* MATERIAL FOR THIS EXERCISE

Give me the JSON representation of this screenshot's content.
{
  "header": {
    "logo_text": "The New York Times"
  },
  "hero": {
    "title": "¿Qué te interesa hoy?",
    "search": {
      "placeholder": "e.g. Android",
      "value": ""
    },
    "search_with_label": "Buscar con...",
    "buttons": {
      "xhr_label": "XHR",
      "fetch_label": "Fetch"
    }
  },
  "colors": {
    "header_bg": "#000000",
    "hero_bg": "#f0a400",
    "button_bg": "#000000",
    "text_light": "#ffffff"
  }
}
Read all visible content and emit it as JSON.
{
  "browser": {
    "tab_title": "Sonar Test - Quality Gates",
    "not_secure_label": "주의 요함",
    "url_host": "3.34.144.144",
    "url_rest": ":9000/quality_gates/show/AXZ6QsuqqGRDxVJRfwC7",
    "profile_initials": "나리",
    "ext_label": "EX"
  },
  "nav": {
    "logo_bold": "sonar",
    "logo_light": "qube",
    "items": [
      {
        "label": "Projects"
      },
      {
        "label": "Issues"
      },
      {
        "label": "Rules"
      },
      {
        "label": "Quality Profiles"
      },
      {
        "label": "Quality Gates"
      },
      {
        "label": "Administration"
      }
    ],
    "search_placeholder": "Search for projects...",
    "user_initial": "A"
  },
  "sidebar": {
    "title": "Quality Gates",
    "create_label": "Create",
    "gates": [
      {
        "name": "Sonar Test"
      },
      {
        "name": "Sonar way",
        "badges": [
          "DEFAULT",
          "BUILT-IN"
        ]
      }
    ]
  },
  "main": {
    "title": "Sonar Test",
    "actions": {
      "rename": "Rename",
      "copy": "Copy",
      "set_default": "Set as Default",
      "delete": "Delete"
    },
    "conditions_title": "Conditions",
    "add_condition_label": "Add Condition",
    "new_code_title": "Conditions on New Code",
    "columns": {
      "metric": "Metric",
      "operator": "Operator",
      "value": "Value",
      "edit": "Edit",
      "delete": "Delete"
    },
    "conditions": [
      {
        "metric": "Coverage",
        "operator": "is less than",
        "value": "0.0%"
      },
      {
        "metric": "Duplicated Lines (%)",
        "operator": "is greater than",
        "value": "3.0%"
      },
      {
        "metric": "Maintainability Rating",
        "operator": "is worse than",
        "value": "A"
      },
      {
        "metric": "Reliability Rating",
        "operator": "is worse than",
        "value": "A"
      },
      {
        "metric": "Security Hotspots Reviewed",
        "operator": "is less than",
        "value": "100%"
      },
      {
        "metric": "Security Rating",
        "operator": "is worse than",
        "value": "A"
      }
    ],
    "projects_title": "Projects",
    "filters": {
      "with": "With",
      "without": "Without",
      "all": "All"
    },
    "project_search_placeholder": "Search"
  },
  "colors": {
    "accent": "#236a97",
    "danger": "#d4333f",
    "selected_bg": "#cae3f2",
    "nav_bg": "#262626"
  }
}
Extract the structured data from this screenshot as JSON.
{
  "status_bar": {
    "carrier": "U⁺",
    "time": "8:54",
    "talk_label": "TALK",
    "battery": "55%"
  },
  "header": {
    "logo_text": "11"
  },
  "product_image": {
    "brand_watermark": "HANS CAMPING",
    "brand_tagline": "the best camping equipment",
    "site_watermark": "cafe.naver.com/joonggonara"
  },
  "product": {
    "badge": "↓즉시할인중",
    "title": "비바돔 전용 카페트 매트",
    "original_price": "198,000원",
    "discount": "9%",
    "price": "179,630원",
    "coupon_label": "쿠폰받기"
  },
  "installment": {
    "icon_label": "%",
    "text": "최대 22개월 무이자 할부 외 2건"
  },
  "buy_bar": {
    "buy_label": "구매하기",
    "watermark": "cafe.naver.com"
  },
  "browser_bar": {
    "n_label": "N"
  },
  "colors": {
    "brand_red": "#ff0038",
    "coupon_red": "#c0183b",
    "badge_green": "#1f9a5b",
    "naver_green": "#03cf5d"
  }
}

* TASK DIRECTIONS
Give the listing again, word for word.

* RESPONSE
Give me the JSON representation of this screenshot's content.
{
  "header": {
    "logo_text": "The New York Times"
  },
  "hero": {
    "title": "¿Qué te interesa hoy?",
    "search": {
      "placeholder": "e.g. Android",
      "value": ""
    },
    "search_with_label": "Buscar con...",
    "buttons": {
      "xhr_label": "XHR",
      "fetch_label": "Fetch"
    }
  },
  "colors": {
    "header_bg": "#000000",
    "hero_bg": "#f0a400",
    "button_bg": "#000000",
    "text_light": "#ffffff"
  }
}
Read all visible content and emit it as JSON.
{
  "browser": {
    "tab_title": "Sonar Test - Quality Gates",
    "not_secure_label": "주의 요함",
    "url_host": "3.34.144.144",
    "url_rest": ":9000/quality_gates/show/AXZ6QsuqqGRDxVJRfwC7",
    "profile_initials": "나리",
    "ext_label": "EX"
  },
  "nav": {
    "logo_bold": "sonar",
    "logo_light": "qube",
    "items": [
      {
        "label": "Projects"
      },
      {
        "label": "Issues"
      },
      {
        "label": "Rules"
      },
      {
        "label": "Quality Profiles"
      },
      {
        "label": "Quality Gates"
      },
      {
        "label": "Administration"
      }
    ],
    "search_placeholder": "Search for projects...",
    "user_initial": "A"
  },
  "sidebar": {
    "title": "Quality Gates",
    "create_label": "Create",
    "gates": [
      {
        "name": "Sonar Test"
      },
      {
        "name": "Sonar way",
        "badges": [
          "DEFAULT",
          "BUILT-IN"
        ]
      }
    ]
  },
  "main": {
    "title": "Sonar Test",
    "actions": {
      "rename": "Rename",
      "copy": "Copy",
      "set_default": "Set as Default",
      "delete": "Delete"
    },
    "conditions_title": "Conditions",
    "add_condition_label": "Add Condition",
    "new_code_title": "Conditions on New Code",
    "columns": {
      "metric": "Metric",
      "operator": "Operator",
      "value": "Value",
      "edit": "Edit",
      "delete": "Delete"
    },
    "conditions": [
      {
        "metric": "Coverage",
        "operator": "is less than",
        "value": "0.0%"
      },
      {
        "metric": "Duplicated Lines (%)",
        "operator": "is greater than",
        "value": "3.0%"
      },
      {
        "metric": "Maintainability Rating",
        "operator": "is worse than",
        "value": "A"
      },
      {
        "metric": "Reliability Rating",
        "operator": "is worse than",
        "value": "A"
      },
      {
        "metric": "Security Hotspots Reviewed",
        "operator": "is less than",
        "value": "100%"
      },
      {
        "metric": "Security Rating",
        "operator": "is worse than",
        "value": "A"
      }
    ],
    "projects_title": "Projects",
    "filters": {
      "with": "With",
      "without": "Without",
      "all": "All"
    },
    "project_search_placeholder": "Search"
  },
  "colors": {
    "accent": "#236a97",
    "danger": "#d4333f",
    "selected_bg": "#cae3f2",
    "nav_bg": "#262626"
  }
}
Extract the structured data from this screenshot as JSON.
{
  "status_bar": {
    "carrier": "U⁺",
    "time": "8:54",
    "talk_label": "TALK",
    "battery": "55%"
  },
  "header": {
    "logo_text": "11"
  },
  "product_image": {
    "brand_watermark": "HANS CAMPING",
    "brand_tagline": "the best camping equipment",
    "site_watermark": "cafe.naver.com/joonggonara"
  },
  "product": {
    "badge": "↓즉시할인중",
    "title": "비바돔 전용 카페트 매트",
    "original_price": "198,000원",
    "discount": "9%",
    "price": "179,630원",
    "coupon_label": "쿠폰받기"
  },
  "installment": {
    "icon_label": "%",
    "text": "최대 22개월 무이자 할부 외 2건"
  },
  "buy_bar": {
    "buy_label": "구매하기",
    "watermark": "cafe.naver.com"
  },
  "browser_bar": {
    "n_label": "N"
  },
  "colors": {
    "brand_red": "#ff0038",
    "coupon_red": "#c0183b",
    "badge_green": "#1f9a5b",
    "naver_green": "#03cf5d"
  }
}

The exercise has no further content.